Locate each line below that includes "Geraint" and reproduce it.

• RAW DATA
** BEGIN **

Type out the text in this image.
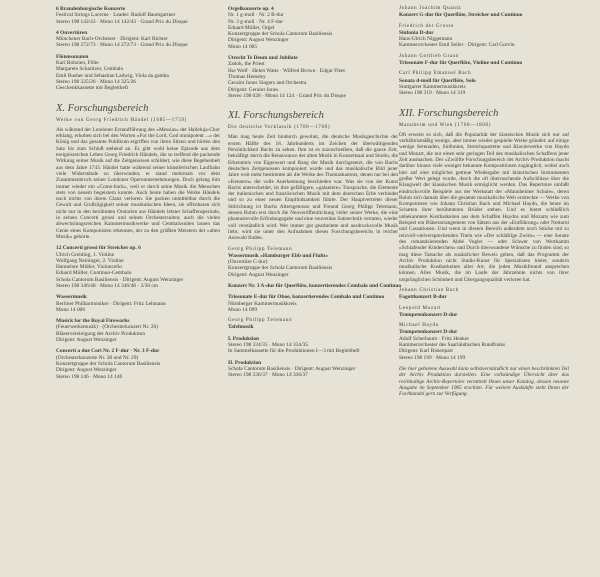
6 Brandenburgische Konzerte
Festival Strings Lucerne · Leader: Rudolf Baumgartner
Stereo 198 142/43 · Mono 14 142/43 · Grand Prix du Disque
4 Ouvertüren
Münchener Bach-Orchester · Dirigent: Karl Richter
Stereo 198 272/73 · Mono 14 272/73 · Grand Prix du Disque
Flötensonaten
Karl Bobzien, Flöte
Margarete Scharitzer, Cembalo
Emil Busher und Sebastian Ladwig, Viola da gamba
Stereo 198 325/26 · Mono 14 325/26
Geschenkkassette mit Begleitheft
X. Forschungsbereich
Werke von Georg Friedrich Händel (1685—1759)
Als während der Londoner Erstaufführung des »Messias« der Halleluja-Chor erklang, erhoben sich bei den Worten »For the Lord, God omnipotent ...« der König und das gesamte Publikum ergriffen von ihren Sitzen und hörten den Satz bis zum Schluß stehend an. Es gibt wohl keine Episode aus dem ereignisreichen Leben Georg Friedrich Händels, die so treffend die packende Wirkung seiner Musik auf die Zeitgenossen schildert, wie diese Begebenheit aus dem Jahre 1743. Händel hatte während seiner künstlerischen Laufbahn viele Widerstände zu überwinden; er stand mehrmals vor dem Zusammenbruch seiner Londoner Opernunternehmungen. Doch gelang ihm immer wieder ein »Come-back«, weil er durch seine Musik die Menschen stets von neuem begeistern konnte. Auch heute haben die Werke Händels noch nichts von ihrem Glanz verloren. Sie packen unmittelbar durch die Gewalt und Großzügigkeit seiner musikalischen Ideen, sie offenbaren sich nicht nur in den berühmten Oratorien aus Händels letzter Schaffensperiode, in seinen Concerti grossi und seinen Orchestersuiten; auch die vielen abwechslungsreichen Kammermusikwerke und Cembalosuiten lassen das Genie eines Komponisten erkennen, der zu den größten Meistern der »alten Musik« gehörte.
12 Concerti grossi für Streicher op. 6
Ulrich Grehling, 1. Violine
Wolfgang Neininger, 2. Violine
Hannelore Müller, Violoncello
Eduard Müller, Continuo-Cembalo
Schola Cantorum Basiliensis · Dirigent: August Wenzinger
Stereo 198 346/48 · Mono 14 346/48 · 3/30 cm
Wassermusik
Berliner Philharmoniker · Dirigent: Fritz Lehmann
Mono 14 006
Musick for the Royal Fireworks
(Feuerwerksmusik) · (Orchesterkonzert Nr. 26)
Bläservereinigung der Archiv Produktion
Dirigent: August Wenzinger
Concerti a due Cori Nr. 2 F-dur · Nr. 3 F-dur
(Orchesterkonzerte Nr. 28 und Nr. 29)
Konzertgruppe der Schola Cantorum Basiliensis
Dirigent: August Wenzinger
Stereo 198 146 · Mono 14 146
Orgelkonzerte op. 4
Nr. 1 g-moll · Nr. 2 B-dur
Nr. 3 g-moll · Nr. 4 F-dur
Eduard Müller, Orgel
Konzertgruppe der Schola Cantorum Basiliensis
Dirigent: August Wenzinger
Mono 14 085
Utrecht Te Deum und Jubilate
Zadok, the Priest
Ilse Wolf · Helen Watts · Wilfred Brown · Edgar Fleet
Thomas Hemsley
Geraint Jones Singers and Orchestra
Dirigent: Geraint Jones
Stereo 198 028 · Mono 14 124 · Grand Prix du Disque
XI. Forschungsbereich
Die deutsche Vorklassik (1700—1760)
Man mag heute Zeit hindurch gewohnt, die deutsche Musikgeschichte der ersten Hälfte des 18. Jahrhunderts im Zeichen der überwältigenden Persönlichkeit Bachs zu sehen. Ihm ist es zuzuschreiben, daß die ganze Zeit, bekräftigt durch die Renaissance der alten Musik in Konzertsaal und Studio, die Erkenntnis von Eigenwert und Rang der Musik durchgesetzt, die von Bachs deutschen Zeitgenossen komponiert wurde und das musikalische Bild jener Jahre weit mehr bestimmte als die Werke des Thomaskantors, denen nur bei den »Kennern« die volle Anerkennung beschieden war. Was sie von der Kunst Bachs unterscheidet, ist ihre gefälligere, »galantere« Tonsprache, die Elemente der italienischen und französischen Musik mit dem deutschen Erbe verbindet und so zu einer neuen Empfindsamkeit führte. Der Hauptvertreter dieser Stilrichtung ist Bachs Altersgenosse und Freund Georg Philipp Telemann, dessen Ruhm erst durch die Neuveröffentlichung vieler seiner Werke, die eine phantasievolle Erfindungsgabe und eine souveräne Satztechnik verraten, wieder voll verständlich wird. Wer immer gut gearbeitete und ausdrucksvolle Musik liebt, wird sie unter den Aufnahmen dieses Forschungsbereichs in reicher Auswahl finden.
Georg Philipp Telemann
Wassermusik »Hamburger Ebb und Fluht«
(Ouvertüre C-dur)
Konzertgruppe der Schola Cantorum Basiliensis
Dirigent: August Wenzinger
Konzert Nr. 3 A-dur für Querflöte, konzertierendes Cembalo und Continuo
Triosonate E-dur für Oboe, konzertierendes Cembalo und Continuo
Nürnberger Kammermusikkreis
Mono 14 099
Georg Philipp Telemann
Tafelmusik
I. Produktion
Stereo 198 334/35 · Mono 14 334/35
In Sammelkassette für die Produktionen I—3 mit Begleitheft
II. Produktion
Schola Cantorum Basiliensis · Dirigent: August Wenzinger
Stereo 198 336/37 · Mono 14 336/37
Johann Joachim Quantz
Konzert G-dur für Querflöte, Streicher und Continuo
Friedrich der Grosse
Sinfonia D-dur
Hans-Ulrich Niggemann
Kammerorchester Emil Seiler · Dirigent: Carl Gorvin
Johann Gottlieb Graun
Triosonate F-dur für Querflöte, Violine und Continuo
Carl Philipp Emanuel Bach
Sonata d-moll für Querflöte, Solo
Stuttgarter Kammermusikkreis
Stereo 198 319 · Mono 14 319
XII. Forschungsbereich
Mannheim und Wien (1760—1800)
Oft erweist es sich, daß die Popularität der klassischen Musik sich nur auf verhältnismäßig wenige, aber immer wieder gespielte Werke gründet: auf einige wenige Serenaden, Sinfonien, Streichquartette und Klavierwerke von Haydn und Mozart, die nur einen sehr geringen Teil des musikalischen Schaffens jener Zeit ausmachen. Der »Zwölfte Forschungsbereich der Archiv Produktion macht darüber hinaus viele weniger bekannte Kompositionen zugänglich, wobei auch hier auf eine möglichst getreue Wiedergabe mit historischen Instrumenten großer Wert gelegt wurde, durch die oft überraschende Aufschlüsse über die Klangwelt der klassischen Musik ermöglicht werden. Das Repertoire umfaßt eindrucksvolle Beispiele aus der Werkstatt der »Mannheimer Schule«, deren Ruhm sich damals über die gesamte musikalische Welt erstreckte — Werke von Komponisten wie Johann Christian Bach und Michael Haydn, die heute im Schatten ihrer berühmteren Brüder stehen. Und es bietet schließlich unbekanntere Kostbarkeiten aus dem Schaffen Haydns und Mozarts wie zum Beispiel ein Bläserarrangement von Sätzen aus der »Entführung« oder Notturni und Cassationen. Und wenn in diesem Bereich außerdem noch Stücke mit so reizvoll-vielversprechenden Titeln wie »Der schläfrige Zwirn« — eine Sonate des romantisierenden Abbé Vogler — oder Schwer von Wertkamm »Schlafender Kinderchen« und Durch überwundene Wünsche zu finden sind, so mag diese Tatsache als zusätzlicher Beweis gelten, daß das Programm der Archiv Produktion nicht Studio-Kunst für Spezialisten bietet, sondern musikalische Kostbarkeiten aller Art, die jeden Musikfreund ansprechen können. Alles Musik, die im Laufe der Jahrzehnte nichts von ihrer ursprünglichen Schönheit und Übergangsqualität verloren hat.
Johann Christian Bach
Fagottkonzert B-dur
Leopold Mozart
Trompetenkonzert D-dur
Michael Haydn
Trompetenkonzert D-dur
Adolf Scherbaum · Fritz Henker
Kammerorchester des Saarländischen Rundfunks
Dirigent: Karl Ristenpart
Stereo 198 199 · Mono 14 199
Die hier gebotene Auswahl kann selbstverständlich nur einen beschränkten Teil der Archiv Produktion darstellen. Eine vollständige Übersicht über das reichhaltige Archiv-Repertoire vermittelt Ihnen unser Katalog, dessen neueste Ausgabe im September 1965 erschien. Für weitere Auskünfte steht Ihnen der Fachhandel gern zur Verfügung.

** END **
** BEGIN **

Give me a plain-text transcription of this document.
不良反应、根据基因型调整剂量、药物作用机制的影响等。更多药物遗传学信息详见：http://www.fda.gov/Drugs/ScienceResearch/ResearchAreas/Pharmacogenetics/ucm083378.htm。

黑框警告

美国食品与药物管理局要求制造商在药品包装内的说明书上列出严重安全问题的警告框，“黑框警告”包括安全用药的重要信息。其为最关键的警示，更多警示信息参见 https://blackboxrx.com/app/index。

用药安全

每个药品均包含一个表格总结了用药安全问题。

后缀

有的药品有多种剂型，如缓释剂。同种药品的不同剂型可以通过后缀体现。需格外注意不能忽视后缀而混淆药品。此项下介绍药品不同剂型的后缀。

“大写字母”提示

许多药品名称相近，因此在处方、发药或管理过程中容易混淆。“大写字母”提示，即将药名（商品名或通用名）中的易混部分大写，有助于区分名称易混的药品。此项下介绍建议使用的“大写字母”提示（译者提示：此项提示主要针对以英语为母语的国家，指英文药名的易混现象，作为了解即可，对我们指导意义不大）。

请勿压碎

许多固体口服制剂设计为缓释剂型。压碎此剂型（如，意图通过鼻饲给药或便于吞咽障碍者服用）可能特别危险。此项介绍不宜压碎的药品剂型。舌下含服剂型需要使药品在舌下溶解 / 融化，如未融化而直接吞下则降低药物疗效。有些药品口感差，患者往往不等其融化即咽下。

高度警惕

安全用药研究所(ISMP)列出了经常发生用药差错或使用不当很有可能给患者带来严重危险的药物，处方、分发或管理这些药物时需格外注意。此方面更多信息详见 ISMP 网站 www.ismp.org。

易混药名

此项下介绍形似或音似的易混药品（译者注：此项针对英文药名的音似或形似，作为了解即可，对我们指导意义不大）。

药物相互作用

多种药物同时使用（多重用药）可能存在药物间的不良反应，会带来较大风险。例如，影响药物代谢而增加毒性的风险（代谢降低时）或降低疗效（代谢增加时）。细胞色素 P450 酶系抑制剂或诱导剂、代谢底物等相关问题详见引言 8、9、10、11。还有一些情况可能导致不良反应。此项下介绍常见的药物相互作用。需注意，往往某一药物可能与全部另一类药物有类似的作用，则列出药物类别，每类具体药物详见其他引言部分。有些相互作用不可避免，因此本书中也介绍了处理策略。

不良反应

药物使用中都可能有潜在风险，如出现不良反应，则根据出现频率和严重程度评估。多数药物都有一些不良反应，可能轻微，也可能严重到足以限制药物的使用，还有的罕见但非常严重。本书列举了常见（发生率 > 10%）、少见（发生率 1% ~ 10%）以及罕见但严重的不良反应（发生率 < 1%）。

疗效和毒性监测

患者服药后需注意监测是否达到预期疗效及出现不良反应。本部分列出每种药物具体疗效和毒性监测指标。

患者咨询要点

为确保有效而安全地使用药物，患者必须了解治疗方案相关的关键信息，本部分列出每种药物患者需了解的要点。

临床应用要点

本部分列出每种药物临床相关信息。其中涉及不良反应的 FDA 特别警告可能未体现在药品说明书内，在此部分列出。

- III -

** END **

• PROBLEM SOLUTION
Geraint Jones Singers and Orchestra
Dirigent: Geraint Jones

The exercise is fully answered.